* **Data records**:
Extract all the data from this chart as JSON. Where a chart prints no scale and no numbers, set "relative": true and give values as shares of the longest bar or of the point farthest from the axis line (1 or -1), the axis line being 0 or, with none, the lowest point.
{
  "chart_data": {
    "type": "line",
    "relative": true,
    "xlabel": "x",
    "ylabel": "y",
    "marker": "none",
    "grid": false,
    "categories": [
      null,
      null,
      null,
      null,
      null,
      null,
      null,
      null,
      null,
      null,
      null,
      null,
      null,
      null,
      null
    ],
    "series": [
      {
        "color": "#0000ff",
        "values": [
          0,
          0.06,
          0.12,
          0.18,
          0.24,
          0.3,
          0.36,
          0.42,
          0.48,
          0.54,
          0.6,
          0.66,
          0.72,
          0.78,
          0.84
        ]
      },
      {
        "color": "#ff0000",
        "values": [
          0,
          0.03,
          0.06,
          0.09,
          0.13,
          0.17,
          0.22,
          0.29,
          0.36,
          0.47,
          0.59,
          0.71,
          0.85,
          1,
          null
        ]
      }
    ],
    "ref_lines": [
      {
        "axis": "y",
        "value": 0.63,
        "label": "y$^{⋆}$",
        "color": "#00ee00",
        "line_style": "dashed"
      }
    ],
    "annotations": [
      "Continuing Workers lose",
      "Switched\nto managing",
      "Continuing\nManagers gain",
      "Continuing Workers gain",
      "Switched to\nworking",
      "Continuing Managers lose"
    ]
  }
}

* **To be done**: Extract the whole listing, character for character.

* **The completed task**:
Extract all the data from this chart as JSON. Where a chart prints no scale and no numbers, set "relative": true and give values as shares of the longest bar or of the point farthest from the axis line (1 or -1), the axis line being 0 or, with none, the lowest point.
{
  "chart_data": {
    "type": "line",
    "relative": true,
    "xlabel": "x",
    "ylabel": "y",
    "marker": "none",
    "grid": false,
    "categories": [
      null,
      null,
      null,
      null,
      null,
      null,
      null,
      null,
      null,
      null,
      null,
      null,
      null,
      null,
      null
    ],
    "series": [
      {
        "color": "#0000ff",
        "values": [
          0,
          0.06,
          0.12,
          0.18,
          0.24,
          0.3,
          0.36,
          0.42,
          0.48,
          0.54,
          0.6,
          0.66,
          0.72,
          0.78,
          0.84
        ]
      },
      {
        "color": "#ff0000",
        "values": [
          0,
          0.03,
          0.06,
          0.09,
          0.13,
          0.17,
          0.22,
          0.29,
          0.36,
          0.47,
          0.59,
          0.71,
          0.85,
          1,
          null
        ]
      }
    ],
    "ref_lines": [
      {
        "axis": "y",
        "value": 0.63,
        "label": "y$^{⋆}$",
        "color": "#00ee00",
        "line_style": "dashed"
      }
    ],
    "annotations": [
      "Continuing Workers lose",
      "Switched\nto managing",
      "Continuing\nManagers gain",
      "Continuing Workers gain",
      "Switched to\nworking",
      "Continuing Managers lose"
    ]
  }
}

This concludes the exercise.